▸ **Work order**: Retype the listing found below exactly, but leave out each picture.

▸ **Extracted data**:
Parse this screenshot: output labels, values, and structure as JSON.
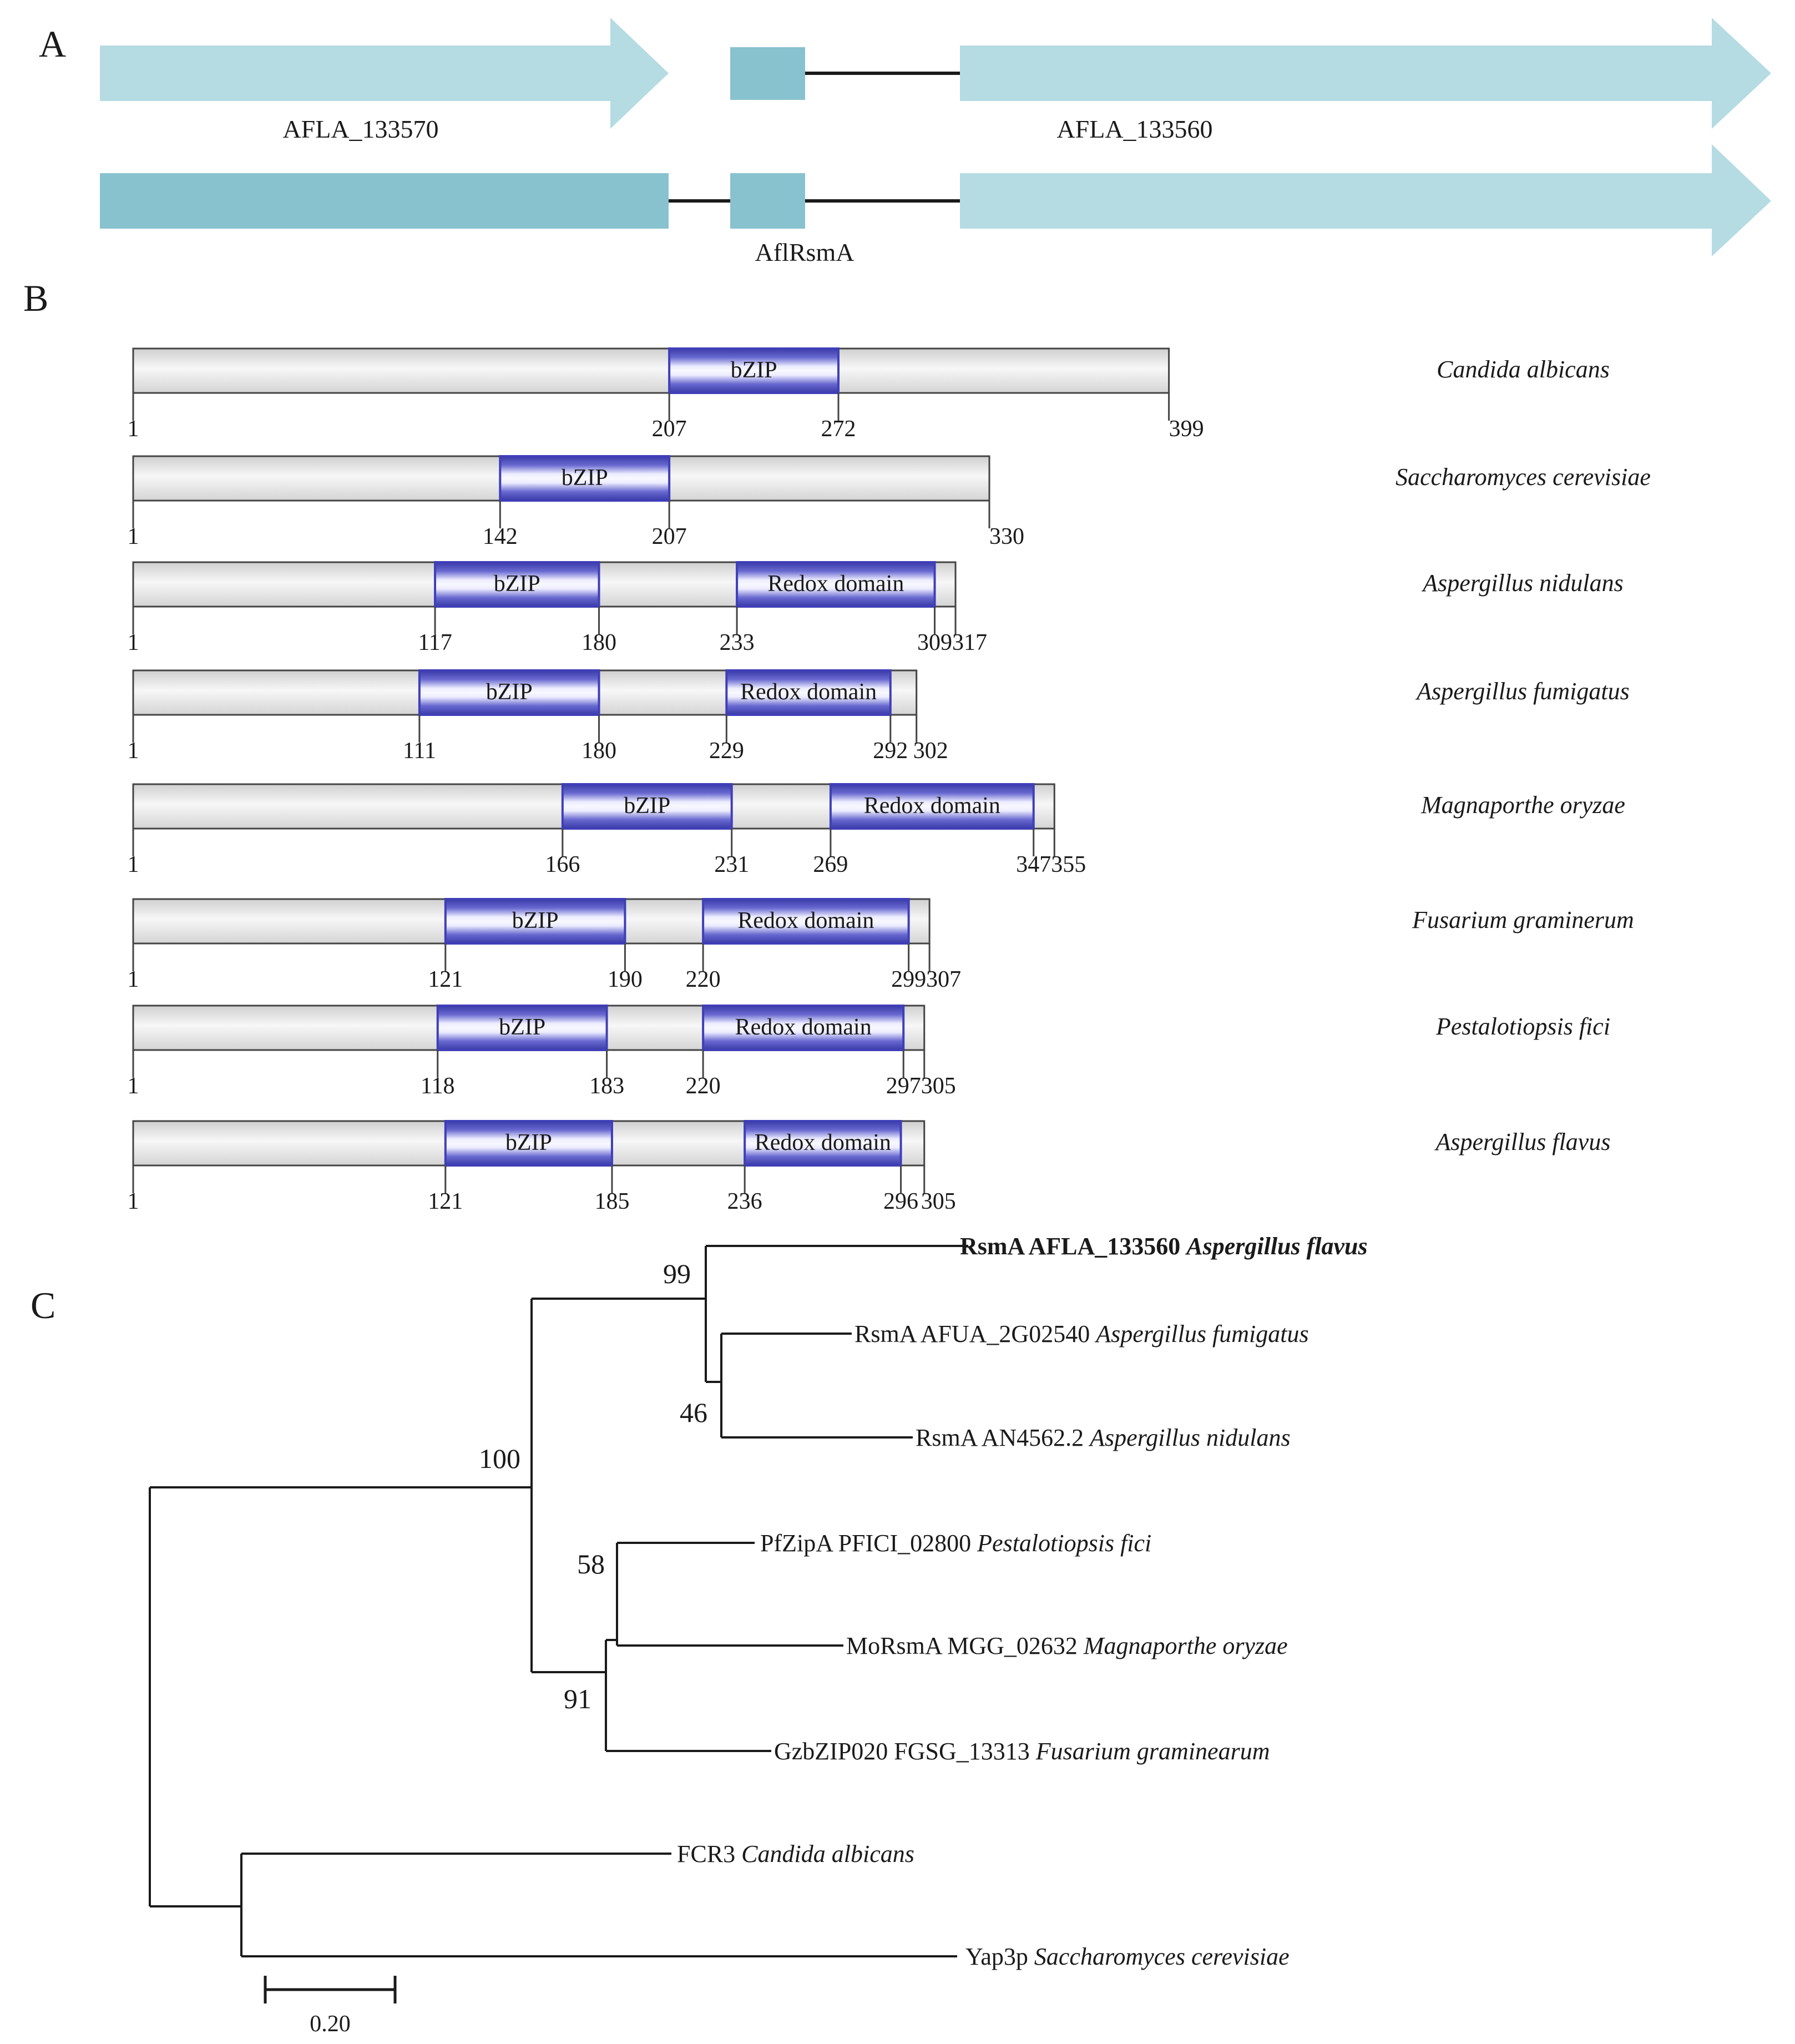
{
  "colors": {
    "arrow_light": "#b5dbe3",
    "arrow_mid": "#88c2cf",
    "domain_blue": "#3f3fb8",
    "protein_bar": "#e6e6e6",
    "line": "#1a1a1a"
  },
  "panelA": {
    "label": "A",
    "gene_left": "AFLA_133570",
    "gene_right": "AFLA_133560",
    "new_gene": "AflRsmA"
  },
  "panelB": {
    "label": "B",
    "proteins": [
      {
        "species": "Candida albicans",
        "length": 399,
        "domains": [
          {
            "name": "bZIP",
            "start": 207,
            "end": 272
          }
        ]
      },
      {
        "species": "Saccharomyces cerevisiae",
        "length": 330,
        "domains": [
          {
            "name": "bZIP",
            "start": 142,
            "end": 207
          }
        ]
      },
      {
        "species": "Aspergillus nidulans",
        "length": 317,
        "domains": [
          {
            "name": "bZIP",
            "start": 117,
            "end": 180
          },
          {
            "name": "Redox domain",
            "start": 233,
            "end": 309
          }
        ]
      },
      {
        "species": "Aspergillus fumigatus",
        "length": 302,
        "domains": [
          {
            "name": "bZIP",
            "start": 111,
            "end": 180
          },
          {
            "name": "Redox domain",
            "start": 229,
            "end": 292
          }
        ]
      },
      {
        "species": "Magnaporthe oryzae",
        "length": 355,
        "domains": [
          {
            "name": "bZIP",
            "start": 166,
            "end": 231
          },
          {
            "name": "Redox domain",
            "start": 269,
            "end": 347
          }
        ]
      },
      {
        "species": "Fusarium graminerum",
        "length": 307,
        "domains": [
          {
            "name": "bZIP",
            "start": 121,
            "end": 190
          },
          {
            "name": "Redox domain",
            "start": 220,
            "end": 299
          }
        ]
      },
      {
        "species": "Pestalotiopsis fici",
        "length": 305,
        "domains": [
          {
            "name": "bZIP",
            "start": 118,
            "end": 183
          },
          {
            "name": "Redox domain",
            "start": 220,
            "end": 297
          }
        ]
      },
      {
        "species": "Aspergillus flavus",
        "length": 305,
        "domains": [
          {
            "name": "bZIP",
            "start": 121,
            "end": 185
          },
          {
            "name": "Redox domain",
            "start": 236,
            "end": 296
          }
        ]
      }
    ]
  },
  "panelC": {
    "label": "C",
    "scale_label": "0.20",
    "bootstraps": {
      "root_ingroup": "100",
      "aspergillus": "99",
      "fum_nid": "46",
      "pf_mo": "58",
      "sordario": "91"
    },
    "taxa": [
      {
        "name": "RsmA AFLA_133560",
        "species": "Aspergillus flavus",
        "bold": true
      },
      {
        "name": "RsmA  AFUA_2G02540",
        "species": "Aspergillus fumigatus",
        "bold": false
      },
      {
        "name": "RsmA AN4562.2",
        "species": "Aspergillus nidulans",
        "bold": false
      },
      {
        "name": "PfZipA PFICI_02800",
        "species": "Pestalotiopsis fici",
        "bold": false
      },
      {
        "name": "MoRsmA MGG_02632",
        "species": "Magnaporthe oryzae",
        "bold": false
      },
      {
        "name": "GzbZIP020 FGSG_13313",
        "species": "Fusarium graminearum",
        "bold": false
      },
      {
        "name": "FCR3",
        "species": "Candida albicans",
        "bold": false
      },
      {
        "name": "Yap3p",
        "species": "Saccharomyces cerevisiae",
        "bold": false
      }
    ]
  }
}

▸ **Task output**:
Parse this screenshot: output labels, values, and structure as JSON.
{
  "colors": {
    "arrow_light": "#b5dbe3",
    "arrow_mid": "#88c2cf",
    "domain_blue": "#3f3fb8",
    "protein_bar": "#e6e6e6",
    "line": "#1a1a1a"
  },
  "panelA": {
    "label": "A",
    "gene_left": "AFLA_133570",
    "gene_right": "AFLA_133560",
    "new_gene": "AflRsmA"
  },
  "panelB": {
    "label": "B",
    "proteins": [
      {
        "species": "Candida albicans",
        "length": 399,
        "domains": [
          {
            "name": "bZIP",
            "start": 207,
            "end": 272
          }
        ]
      },
      {
        "species": "Saccharomyces cerevisiae",
        "length": 330,
        "domains": [
          {
            "name": "bZIP",
            "start": 142,
            "end": 207
          }
        ]
      },
      {
        "species": "Aspergillus nidulans",
        "length": 317,
        "domains": [
          {
            "name": "bZIP",
            "start": 117,
            "end": 180
          },
          {
            "name": "Redox domain",
            "start": 233,
            "end": 309
          }
        ]
      },
      {
        "species": "Aspergillus fumigatus",
        "length": 302,
        "domains": [
          {
            "name": "bZIP",
            "start": 111,
            "end": 180
          },
          {
            "name": "Redox domain",
            "start": 229,
            "end": 292
          }
        ]
      },
      {
        "species": "Magnaporthe oryzae",
        "length": 355,
        "domains": [
          {
            "name": "bZIP",
            "start": 166,
            "end": 231
          },
          {
            "name": "Redox domain",
            "start": 269,
            "end": 347
          }
        ]
      },
      {
        "species": "Fusarium graminerum",
        "length": 307,
        "domains": [
          {
            "name": "bZIP",
            "start": 121,
            "end": 190
          },
          {
            "name": "Redox domain",
            "start": 220,
            "end": 299
          }
        ]
      },
      {
        "species": "Pestalotiopsis fici",
        "length": 305,
        "domains": [
          {
            "name": "bZIP",
            "start": 118,
            "end": 183
          },
          {
            "name": "Redox domain",
            "start": 220,
            "end": 297
          }
        ]
      },
      {
        "species": "Aspergillus flavus",
        "length": 305,
        "domains": [
          {
            "name": "bZIP",
            "start": 121,
            "end": 185
          },
          {
            "name": "Redox domain",
            "start": 236,
            "end": 296
          }
        ]
      }
    ]
  },
  "panelC": {
    "label": "C",
    "scale_label": "0.20",
    "bootstraps": {
      "root_ingroup": "100",
      "aspergillus": "99",
      "fum_nid": "46",
      "pf_mo": "58",
      "sordario": "91"
    },
    "taxa": [
      {
        "name": "RsmA AFLA_133560",
        "species": "Aspergillus flavus",
        "bold": true
      },
      {
        "name": "RsmA  AFUA_2G02540",
        "species": "Aspergillus fumigatus",
        "bold": false
      },
      {
        "name": "RsmA AN4562.2",
        "species": "Aspergillus nidulans",
        "bold": false
      },
      {
        "name": "PfZipA PFICI_02800",
        "species": "Pestalotiopsis fici",
        "bold": false
      },
      {
        "name": "MoRsmA MGG_02632",
        "species": "Magnaporthe oryzae",
        "bold": false
      },
      {
        "name": "GzbZIP020 FGSG_13313",
        "species": "Fusarium graminearum",
        "bold": false
      },
      {
        "name": "FCR3",
        "species": "Candida albicans",
        "bold": false
      },
      {
        "name": "Yap3p",
        "species": "Saccharomyces cerevisiae",
        "bold": false
      }
    ]
  }
}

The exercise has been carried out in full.